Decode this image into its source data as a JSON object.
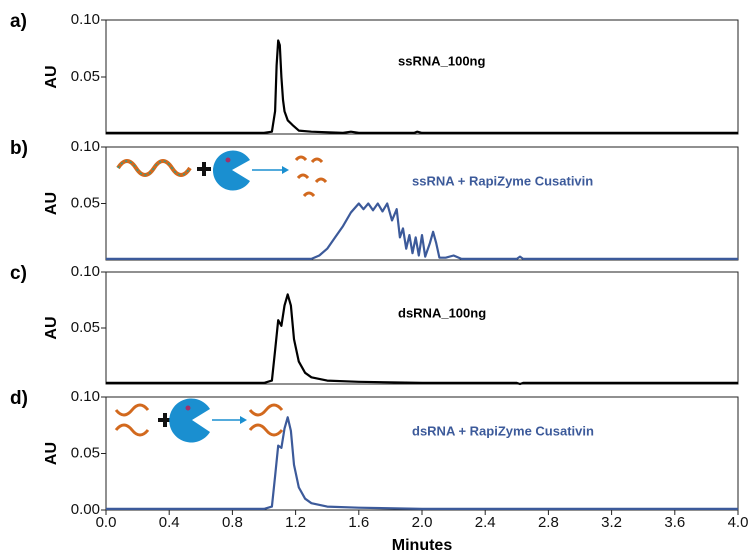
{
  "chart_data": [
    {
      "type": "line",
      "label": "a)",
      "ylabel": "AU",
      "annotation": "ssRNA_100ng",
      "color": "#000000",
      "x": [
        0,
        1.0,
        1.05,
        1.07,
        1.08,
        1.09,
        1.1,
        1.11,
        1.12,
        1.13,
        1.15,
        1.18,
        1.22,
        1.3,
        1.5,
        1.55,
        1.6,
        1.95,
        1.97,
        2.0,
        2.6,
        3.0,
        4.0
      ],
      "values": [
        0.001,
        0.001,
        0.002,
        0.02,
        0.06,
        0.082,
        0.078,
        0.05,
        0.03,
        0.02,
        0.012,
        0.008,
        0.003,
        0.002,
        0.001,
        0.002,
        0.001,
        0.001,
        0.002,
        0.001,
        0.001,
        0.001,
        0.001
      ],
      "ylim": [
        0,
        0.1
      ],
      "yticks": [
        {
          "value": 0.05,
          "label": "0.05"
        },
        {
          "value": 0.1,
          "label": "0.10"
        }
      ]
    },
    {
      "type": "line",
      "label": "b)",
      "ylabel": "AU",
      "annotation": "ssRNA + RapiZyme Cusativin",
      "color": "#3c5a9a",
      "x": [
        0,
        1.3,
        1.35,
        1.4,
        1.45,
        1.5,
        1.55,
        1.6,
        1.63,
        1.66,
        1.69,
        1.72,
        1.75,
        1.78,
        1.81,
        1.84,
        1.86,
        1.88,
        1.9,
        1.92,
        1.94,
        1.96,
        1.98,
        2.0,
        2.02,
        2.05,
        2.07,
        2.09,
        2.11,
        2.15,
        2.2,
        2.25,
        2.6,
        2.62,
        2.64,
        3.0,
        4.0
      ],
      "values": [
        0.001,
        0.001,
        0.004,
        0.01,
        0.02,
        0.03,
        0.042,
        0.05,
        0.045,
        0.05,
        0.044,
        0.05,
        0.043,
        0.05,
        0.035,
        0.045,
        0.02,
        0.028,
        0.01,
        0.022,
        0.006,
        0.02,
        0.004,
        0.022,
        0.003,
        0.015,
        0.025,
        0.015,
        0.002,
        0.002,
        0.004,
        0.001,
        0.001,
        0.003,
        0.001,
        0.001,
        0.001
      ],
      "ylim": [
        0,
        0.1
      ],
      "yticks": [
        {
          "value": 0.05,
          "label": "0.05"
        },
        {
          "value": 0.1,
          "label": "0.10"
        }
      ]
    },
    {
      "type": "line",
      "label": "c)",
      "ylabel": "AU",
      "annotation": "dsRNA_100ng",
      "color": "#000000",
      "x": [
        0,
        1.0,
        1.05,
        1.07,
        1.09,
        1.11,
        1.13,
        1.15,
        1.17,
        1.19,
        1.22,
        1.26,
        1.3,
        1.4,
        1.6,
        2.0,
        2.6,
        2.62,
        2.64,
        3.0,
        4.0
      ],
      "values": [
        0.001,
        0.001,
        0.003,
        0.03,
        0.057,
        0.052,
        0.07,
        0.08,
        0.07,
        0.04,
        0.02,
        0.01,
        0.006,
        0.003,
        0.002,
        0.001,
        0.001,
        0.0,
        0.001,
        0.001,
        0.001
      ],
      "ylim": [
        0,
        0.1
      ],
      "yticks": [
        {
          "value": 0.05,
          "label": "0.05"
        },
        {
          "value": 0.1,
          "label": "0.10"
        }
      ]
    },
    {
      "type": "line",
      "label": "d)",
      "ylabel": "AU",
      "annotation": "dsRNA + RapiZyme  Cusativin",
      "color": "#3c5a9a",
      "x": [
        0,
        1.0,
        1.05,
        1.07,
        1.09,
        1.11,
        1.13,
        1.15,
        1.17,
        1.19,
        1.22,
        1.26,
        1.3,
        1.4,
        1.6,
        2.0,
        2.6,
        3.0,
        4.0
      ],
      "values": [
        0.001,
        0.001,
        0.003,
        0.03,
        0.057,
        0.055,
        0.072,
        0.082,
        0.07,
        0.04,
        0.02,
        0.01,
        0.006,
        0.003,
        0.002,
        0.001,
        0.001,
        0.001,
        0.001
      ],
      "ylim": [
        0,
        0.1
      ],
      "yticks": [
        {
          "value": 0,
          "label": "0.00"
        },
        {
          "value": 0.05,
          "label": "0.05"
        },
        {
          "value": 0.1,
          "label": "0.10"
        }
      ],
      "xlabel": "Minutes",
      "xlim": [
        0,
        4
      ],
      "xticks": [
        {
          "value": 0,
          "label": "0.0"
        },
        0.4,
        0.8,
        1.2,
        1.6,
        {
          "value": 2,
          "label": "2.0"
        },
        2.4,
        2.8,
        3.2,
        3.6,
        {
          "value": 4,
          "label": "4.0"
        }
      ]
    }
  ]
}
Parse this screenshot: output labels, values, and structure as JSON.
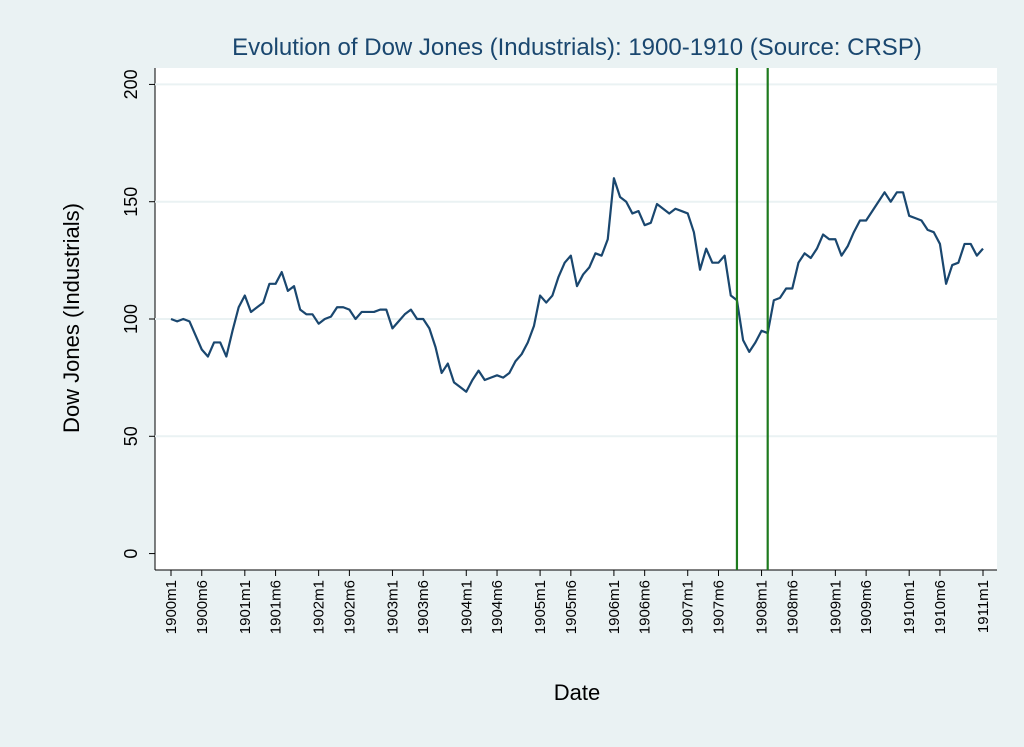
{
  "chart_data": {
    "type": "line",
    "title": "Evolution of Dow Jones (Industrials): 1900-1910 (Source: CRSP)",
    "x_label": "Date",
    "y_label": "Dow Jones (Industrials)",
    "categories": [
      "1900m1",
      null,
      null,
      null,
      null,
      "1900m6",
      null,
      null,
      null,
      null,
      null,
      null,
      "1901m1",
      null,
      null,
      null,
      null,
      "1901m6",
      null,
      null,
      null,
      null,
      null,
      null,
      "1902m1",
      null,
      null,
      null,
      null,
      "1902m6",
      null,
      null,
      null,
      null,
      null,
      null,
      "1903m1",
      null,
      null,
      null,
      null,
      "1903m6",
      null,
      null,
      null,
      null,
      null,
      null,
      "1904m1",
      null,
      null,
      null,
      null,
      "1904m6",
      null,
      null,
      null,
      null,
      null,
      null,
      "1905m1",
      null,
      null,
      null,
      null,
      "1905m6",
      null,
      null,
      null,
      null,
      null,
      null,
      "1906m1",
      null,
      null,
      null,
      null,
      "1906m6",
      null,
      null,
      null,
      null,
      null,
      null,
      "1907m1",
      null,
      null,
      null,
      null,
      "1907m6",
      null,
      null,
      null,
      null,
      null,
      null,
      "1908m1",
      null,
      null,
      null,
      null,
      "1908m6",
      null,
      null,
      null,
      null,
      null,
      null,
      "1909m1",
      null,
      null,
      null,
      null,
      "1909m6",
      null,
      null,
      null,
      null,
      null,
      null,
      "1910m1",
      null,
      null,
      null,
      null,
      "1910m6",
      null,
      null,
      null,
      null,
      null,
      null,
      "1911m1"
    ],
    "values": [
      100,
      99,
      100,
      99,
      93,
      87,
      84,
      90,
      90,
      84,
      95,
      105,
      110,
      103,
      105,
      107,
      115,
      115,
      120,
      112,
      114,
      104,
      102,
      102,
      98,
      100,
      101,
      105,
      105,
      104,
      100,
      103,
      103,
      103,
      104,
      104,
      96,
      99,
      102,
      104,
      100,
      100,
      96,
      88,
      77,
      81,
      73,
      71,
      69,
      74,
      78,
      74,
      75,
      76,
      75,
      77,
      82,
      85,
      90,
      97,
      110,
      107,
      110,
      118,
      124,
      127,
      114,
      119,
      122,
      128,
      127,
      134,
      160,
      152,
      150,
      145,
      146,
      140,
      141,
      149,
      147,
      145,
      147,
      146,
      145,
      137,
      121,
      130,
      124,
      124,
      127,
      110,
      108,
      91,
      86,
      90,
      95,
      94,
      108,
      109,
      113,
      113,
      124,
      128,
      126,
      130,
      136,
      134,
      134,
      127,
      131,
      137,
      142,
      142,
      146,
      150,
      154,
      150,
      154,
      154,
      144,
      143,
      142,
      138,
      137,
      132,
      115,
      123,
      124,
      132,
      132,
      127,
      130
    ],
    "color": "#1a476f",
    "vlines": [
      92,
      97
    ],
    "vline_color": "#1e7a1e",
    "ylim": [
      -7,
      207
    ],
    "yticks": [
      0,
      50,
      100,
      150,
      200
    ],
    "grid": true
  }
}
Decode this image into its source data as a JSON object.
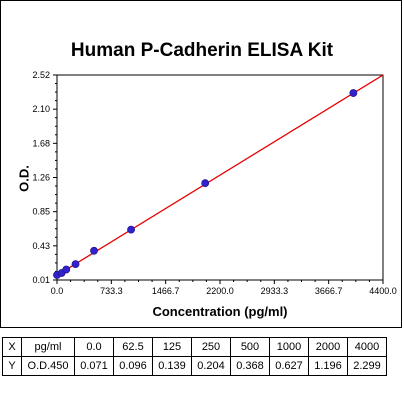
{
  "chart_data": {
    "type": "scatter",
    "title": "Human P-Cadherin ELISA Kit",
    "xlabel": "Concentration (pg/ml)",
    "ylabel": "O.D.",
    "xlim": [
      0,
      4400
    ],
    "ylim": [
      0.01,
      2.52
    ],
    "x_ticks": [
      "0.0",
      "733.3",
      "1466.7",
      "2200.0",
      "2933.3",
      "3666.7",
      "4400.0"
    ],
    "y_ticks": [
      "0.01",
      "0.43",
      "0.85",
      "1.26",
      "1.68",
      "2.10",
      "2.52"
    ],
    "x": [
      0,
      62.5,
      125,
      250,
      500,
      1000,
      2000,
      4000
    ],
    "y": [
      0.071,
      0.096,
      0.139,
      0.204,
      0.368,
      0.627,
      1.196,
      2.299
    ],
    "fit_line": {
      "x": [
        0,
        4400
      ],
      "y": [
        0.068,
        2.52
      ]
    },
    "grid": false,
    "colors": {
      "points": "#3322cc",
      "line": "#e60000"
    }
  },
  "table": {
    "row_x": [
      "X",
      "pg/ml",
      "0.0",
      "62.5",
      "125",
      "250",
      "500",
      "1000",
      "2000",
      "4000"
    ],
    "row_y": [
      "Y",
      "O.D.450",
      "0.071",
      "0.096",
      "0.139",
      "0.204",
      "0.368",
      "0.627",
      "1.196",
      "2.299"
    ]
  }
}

======

*WRITTEN PROBLEM*
Find how many lines of the material carry the string "annotation". Only the number should be in the answer.

*CORRECT RESPONSE*
4